### [WHAT IS BEING ASKED]
Select each line where the word "item" appears.

### [INPUT DATA]
◇ ◇ ◇ ◇

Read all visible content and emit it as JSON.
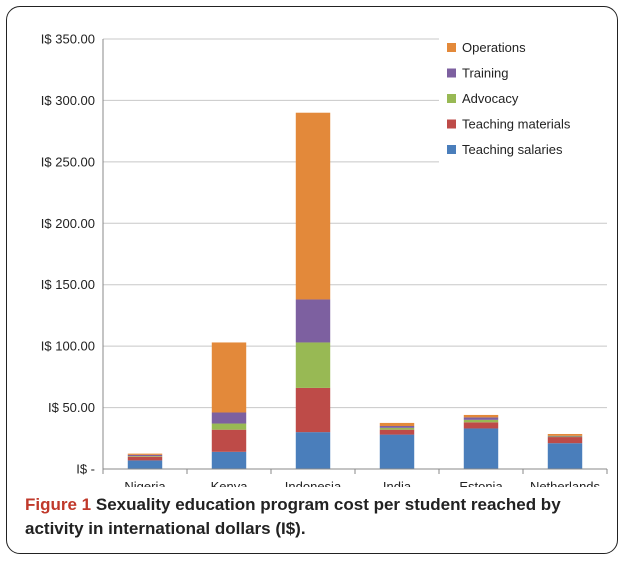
{
  "chart_data": {
    "type": "bar",
    "stacked": true,
    "categories": [
      "Nigeria",
      "Kenya",
      "Indonesia",
      "India",
      "Estonia",
      "Netherlands"
    ],
    "series": [
      {
        "name": "Teaching salaries",
        "color": "#4a7ebb",
        "values": [
          7,
          14,
          30,
          28,
          33,
          21
        ]
      },
      {
        "name": "Teaching materials",
        "color": "#be4b48",
        "values": [
          3,
          18,
          36,
          4,
          5,
          5
        ]
      },
      {
        "name": "Advocacy",
        "color": "#98b954",
        "values": [
          0.5,
          5,
          37,
          1.5,
          2,
          0.5
        ]
      },
      {
        "name": "Training",
        "color": "#7d60a0",
        "values": [
          1,
          9,
          35,
          1.5,
          2,
          0.5
        ]
      },
      {
        "name": "Operations",
        "color": "#e3893a",
        "values": [
          1,
          57,
          152,
          2.5,
          2,
          1.5
        ]
      }
    ],
    "yticks": [
      "I$ -",
      "I$ 50.00",
      "I$ 100.00",
      "I$ 150.00",
      "I$ 200.00",
      "I$ 250.00",
      "I$ 300.00",
      "I$ 350.00"
    ],
    "ylim": [
      0,
      350
    ],
    "ystep": 50,
    "grid": true,
    "legend_position": "top-right",
    "legend_order": [
      "Operations",
      "Training",
      "Advocacy",
      "Teaching materials",
      "Teaching salaries"
    ]
  },
  "caption": {
    "figure_label": "Figure 1",
    "text": "Sexuality education program cost per student reached by activity in international dollars (I$)."
  }
}
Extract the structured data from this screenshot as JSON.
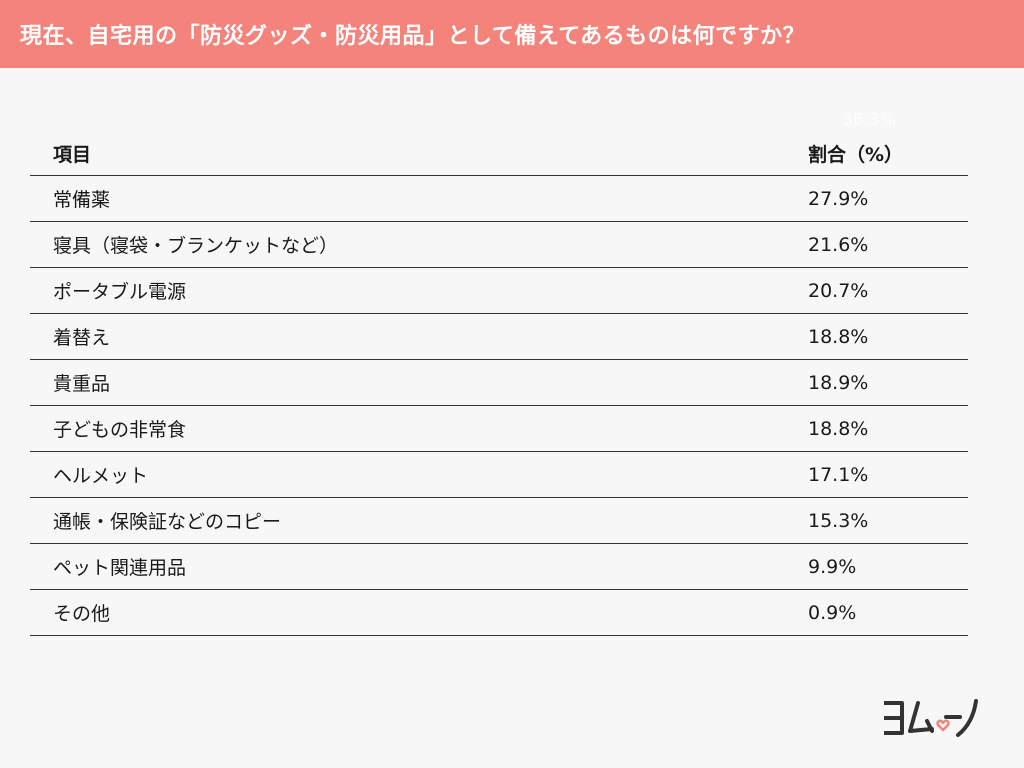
{
  "header": {
    "title": "現在、自宅用の「防災グッズ・防災用品」として備えてあるものは何ですか？"
  },
  "ghost_value": "36.3%",
  "table": {
    "columns": [
      "項目",
      "割合（%）"
    ],
    "rows": [
      {
        "item": "常備薬",
        "value": "27.9%"
      },
      {
        "item": "寝具（寝袋・ブランケットなど）",
        "value": "21.6%"
      },
      {
        "item": "ポータブル電源",
        "value": "20.7%"
      },
      {
        "item": "着替え",
        "value": "18.8%"
      },
      {
        "item": "貴重品",
        "value": "18.9%"
      },
      {
        "item": "子どもの非常食",
        "value": "18.8%"
      },
      {
        "item": "ヘルメット",
        "value": "17.1%"
      },
      {
        "item": "通帳・保険証などのコピー",
        "value": "15.3%"
      },
      {
        "item": "ペット関連用品",
        "value": "9.9%"
      },
      {
        "item": "その他",
        "value": "0.9%"
      }
    ]
  },
  "logo": {
    "text": "ヨムーノ",
    "accent_color": "#f3837b",
    "ink_color": "#333333"
  }
}
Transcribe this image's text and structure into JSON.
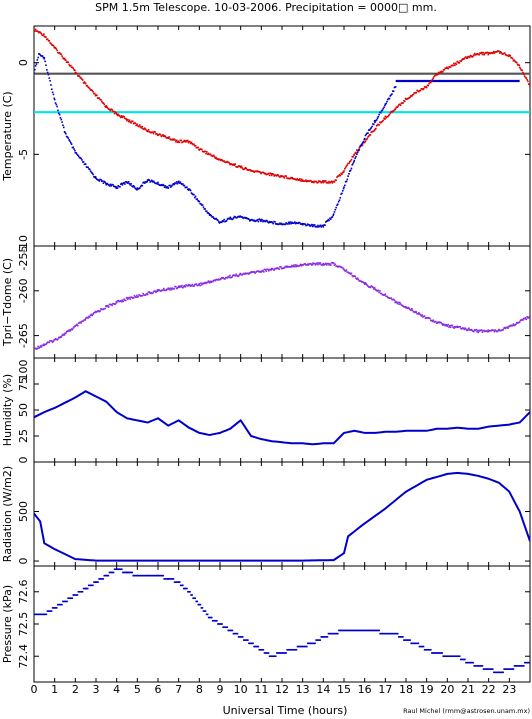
{
  "page": {
    "title": "SPM 1.5m Telescope. 10-03-2006. Precipitation = 0000□ mm.",
    "credit": "Raul Michel (rmm@astrosen.unam.mx)",
    "xlabel": "Universal Time (hours)"
  },
  "chart_data": [
    {
      "id": "temperature",
      "type": "scatter",
      "ylabel": "Temperature (C)",
      "xlim": [
        0,
        24
      ],
      "ylim": [
        -10,
        2
      ],
      "yticks": [
        0,
        -5,
        -10
      ],
      "ytick_labels": [
        "0",
        "-5",
        "-10"
      ],
      "hlines": [
        {
          "y": -0.6,
          "color": "#555555"
        },
        {
          "y": -2.7,
          "color": "#00e5e5"
        },
        {
          "y": -1.0,
          "x0": 17.5,
          "x1": 23.5,
          "color": "#0000cc"
        }
      ],
      "series": [
        {
          "color": "#e00000",
          "x": [
            0,
            0.5,
            1,
            1.5,
            2,
            2.5,
            3,
            3.5,
            4,
            4.5,
            5,
            5.5,
            6,
            6.5,
            7,
            7.5,
            8,
            8.5,
            9,
            9.5,
            10,
            10.5,
            11,
            11.5,
            12,
            12.5,
            13,
            13.5,
            14,
            14.5,
            15,
            15.5,
            16,
            16.5,
            17,
            17.5,
            18,
            18.5,
            19,
            19.5,
            20,
            20.5,
            21,
            21.5,
            22,
            22.5,
            23,
            23.5,
            24
          ],
          "y": [
            1.8,
            1.5,
            0.8,
            0.2,
            -0.5,
            -1.2,
            -1.8,
            -2.4,
            -2.8,
            -3.1,
            -3.4,
            -3.7,
            -3.9,
            -4.1,
            -4.3,
            -4.3,
            -4.7,
            -5.0,
            -5.3,
            -5.5,
            -5.7,
            -5.9,
            -6.0,
            -6.1,
            -6.2,
            -6.3,
            -6.4,
            -6.5,
            -6.5,
            -6.5,
            -5.9,
            -5.0,
            -4.3,
            -3.6,
            -3.0,
            -2.5,
            -2.0,
            -1.6,
            -1.3,
            -0.6,
            -0.3,
            0.0,
            0.3,
            0.5,
            0.5,
            0.6,
            0.4,
            -0.2,
            -1.3
          ]
        },
        {
          "color": "#0000cc",
          "x": [
            0,
            0.25,
            0.5,
            1,
            1.5,
            2,
            2.5,
            3,
            3.5,
            4,
            4.5,
            5,
            5.5,
            6,
            6.5,
            7,
            7.5,
            8,
            8.5,
            9,
            9.5,
            10,
            10.5,
            11,
            11.5,
            12,
            12.5,
            13,
            13.5,
            14,
            14.5,
            15,
            15.5,
            16,
            16.5,
            17,
            17.5
          ],
          "y": [
            -0.5,
            0.5,
            0.2,
            -2.0,
            -3.8,
            -4.9,
            -5.6,
            -6.3,
            -6.6,
            -6.8,
            -6.5,
            -6.9,
            -6.4,
            -6.6,
            -6.8,
            -6.5,
            -6.9,
            -7.6,
            -8.3,
            -8.7,
            -8.5,
            -8.4,
            -8.6,
            -8.6,
            -8.7,
            -8.8,
            -8.7,
            -8.8,
            -8.9,
            -8.9,
            -8.3,
            -6.8,
            -5.3,
            -4.1,
            -3.2,
            -2.3,
            -1.3
          ]
        }
      ]
    },
    {
      "id": "tpri-tdome",
      "type": "scatter",
      "ylabel": "Tpri−Tdome (C)",
      "xlim": [
        0,
        24
      ],
      "ylim": [
        -267.5,
        -255
      ],
      "yticks": [
        -255,
        -260,
        -265
      ],
      "ytick_labels": [
        "-255",
        "-260",
        "-265"
      ],
      "series": [
        {
          "color": "#8a2be2",
          "x": [
            0,
            0.5,
            1,
            1.5,
            2,
            2.5,
            3,
            3.5,
            4,
            4.5,
            5,
            5.5,
            6,
            6.5,
            7,
            7.5,
            8,
            8.5,
            9,
            9.5,
            10,
            10.5,
            11,
            11.5,
            12,
            12.5,
            13,
            13.5,
            14,
            14.5,
            15,
            15.5,
            16,
            16.5,
            17,
            17.5,
            18,
            18.5,
            19,
            19.5,
            20,
            20.5,
            21,
            21.5,
            22,
            22.5,
            23,
            23.5,
            24
          ],
          "y": [
            -266.5,
            -266.0,
            -265.5,
            -264.8,
            -264.0,
            -263.2,
            -262.4,
            -261.8,
            -261.3,
            -260.9,
            -260.6,
            -260.3,
            -260.0,
            -259.8,
            -259.6,
            -259.4,
            -259.3,
            -259.0,
            -258.7,
            -258.4,
            -258.2,
            -258.0,
            -257.8,
            -257.6,
            -257.4,
            -257.2,
            -257.1,
            -257.0,
            -257.0,
            -257.0,
            -257.6,
            -258.4,
            -259.2,
            -259.8,
            -260.5,
            -261.2,
            -261.8,
            -262.4,
            -263.0,
            -263.5,
            -263.9,
            -264.1,
            -264.3,
            -264.5,
            -264.5,
            -264.4,
            -264.0,
            -263.5,
            -262.8
          ]
        }
      ]
    },
    {
      "id": "humidity",
      "type": "line",
      "ylabel": "Humidity (%)",
      "xlim": [
        0,
        24
      ],
      "ylim": [
        0,
        100
      ],
      "yticks": [
        0,
        25,
        50,
        75,
        100
      ],
      "ytick_labels": [
        "0",
        "25",
        "50",
        "75",
        "100"
      ],
      "series": [
        {
          "color": "#0000cc",
          "x": [
            0,
            0.5,
            1,
            1.5,
            2,
            2.5,
            3,
            3.5,
            4,
            4.5,
            5,
            5.5,
            6,
            6.5,
            7,
            7.5,
            8,
            8.5,
            9,
            9.5,
            10,
            10.5,
            11,
            11.5,
            12,
            12.5,
            13,
            13.5,
            14,
            14.5,
            15,
            15.5,
            16,
            16.5,
            17,
            17.5,
            18,
            18.5,
            19,
            19.5,
            20,
            20.5,
            21,
            21.5,
            22,
            22.5,
            23,
            23.5,
            24
          ],
          "y": [
            43,
            48,
            52,
            57,
            62,
            68,
            63,
            58,
            48,
            42,
            40,
            38,
            42,
            35,
            40,
            33,
            28,
            26,
            28,
            32,
            40,
            25,
            22,
            20,
            19,
            18,
            18,
            17,
            18,
            18,
            28,
            30,
            28,
            28,
            29,
            29,
            30,
            30,
            30,
            32,
            32,
            33,
            32,
            32,
            34,
            35,
            36,
            38,
            48
          ]
        }
      ]
    },
    {
      "id": "radiation",
      "type": "line",
      "ylabel": "Radiation (W/m2)",
      "xlim": [
        0,
        24
      ],
      "ylim": [
        -50,
        1000
      ],
      "yticks": [
        0,
        500
      ],
      "ytick_labels": [
        "0",
        "500"
      ],
      "series": [
        {
          "color": "#0000cc",
          "x": [
            0,
            0.3,
            0.5,
            1,
            1.5,
            2,
            3,
            5,
            7,
            9,
            11,
            13,
            14.5,
            15,
            15.2,
            16,
            17,
            18,
            19,
            20,
            20.5,
            21,
            21.5,
            22,
            22.5,
            23,
            23.5,
            24
          ],
          "y": [
            480,
            400,
            180,
            120,
            70,
            20,
            5,
            5,
            5,
            5,
            5,
            5,
            10,
            80,
            250,
            380,
            530,
            700,
            820,
            880,
            890,
            880,
            860,
            830,
            790,
            700,
            500,
            200
          ]
        }
      ]
    },
    {
      "id": "pressure",
      "type": "scatter",
      "ylabel": "Pressure (kPa)",
      "xlim": [
        0,
        24
      ],
      "ylim": [
        72.32,
        72.68
      ],
      "yticks": [
        72.6,
        72.5,
        72.4
      ],
      "ytick_labels": [
        "72.6",
        "72.5",
        "72.4"
      ],
      "xticks": [
        0,
        1,
        2,
        3,
        4,
        5,
        6,
        7,
        8,
        9,
        10,
        11,
        12,
        13,
        14,
        15,
        16,
        17,
        18,
        19,
        20,
        21,
        22,
        23
      ],
      "xtick_labels": [
        "0",
        "1",
        "2",
        "3",
        "4",
        "5",
        "6",
        "7",
        "8",
        "9",
        "10",
        "11",
        "12",
        "13",
        "14",
        "15",
        "16",
        "17",
        "18",
        "19",
        "20",
        "21",
        "22",
        "23"
      ],
      "series": [
        {
          "color": "#0000cc",
          "x": [
            0,
            0.5,
            1,
            1.5,
            2,
            2.5,
            3,
            3.5,
            4,
            4.5,
            5,
            5.5,
            6,
            6.5,
            7,
            7.5,
            8,
            8.5,
            9,
            9.5,
            10,
            10.5,
            11,
            11.5,
            12,
            12.5,
            13,
            13.5,
            14,
            14.5,
            15,
            15.5,
            16,
            16.5,
            17,
            17.5,
            18,
            18.5,
            19,
            19.5,
            20,
            20.5,
            21,
            21.5,
            22,
            22.5,
            23,
            23.5,
            24
          ],
          "y": [
            72.53,
            72.53,
            72.55,
            72.57,
            72.59,
            72.61,
            72.63,
            72.65,
            72.67,
            72.66,
            72.65,
            72.65,
            72.65,
            72.64,
            72.63,
            72.6,
            72.56,
            72.52,
            72.5,
            72.48,
            72.46,
            72.44,
            72.42,
            72.4,
            72.41,
            72.42,
            72.43,
            72.44,
            72.46,
            72.47,
            72.48,
            72.48,
            72.48,
            72.48,
            72.47,
            72.47,
            72.45,
            72.44,
            72.42,
            72.41,
            72.4,
            72.4,
            72.38,
            72.37,
            72.36,
            72.35,
            72.36,
            72.37,
            72.38
          ]
        }
      ]
    }
  ]
}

◇ ◇ ◇ ◇

### [REPLY TO THE EXERCISE]
        "item": "常備薬",
        "item": "寝具（寝袋・ブランケットなど）",
        "item": "ポータブル電源",
        "item": "着替え",
        "item": "貴重品",
        "item": "子どもの非常食",
        "item": "ヘルメット",
        "item": "通帳・保険証などのコピー",
        "item": "ペット関連用品",
        "item": "その他",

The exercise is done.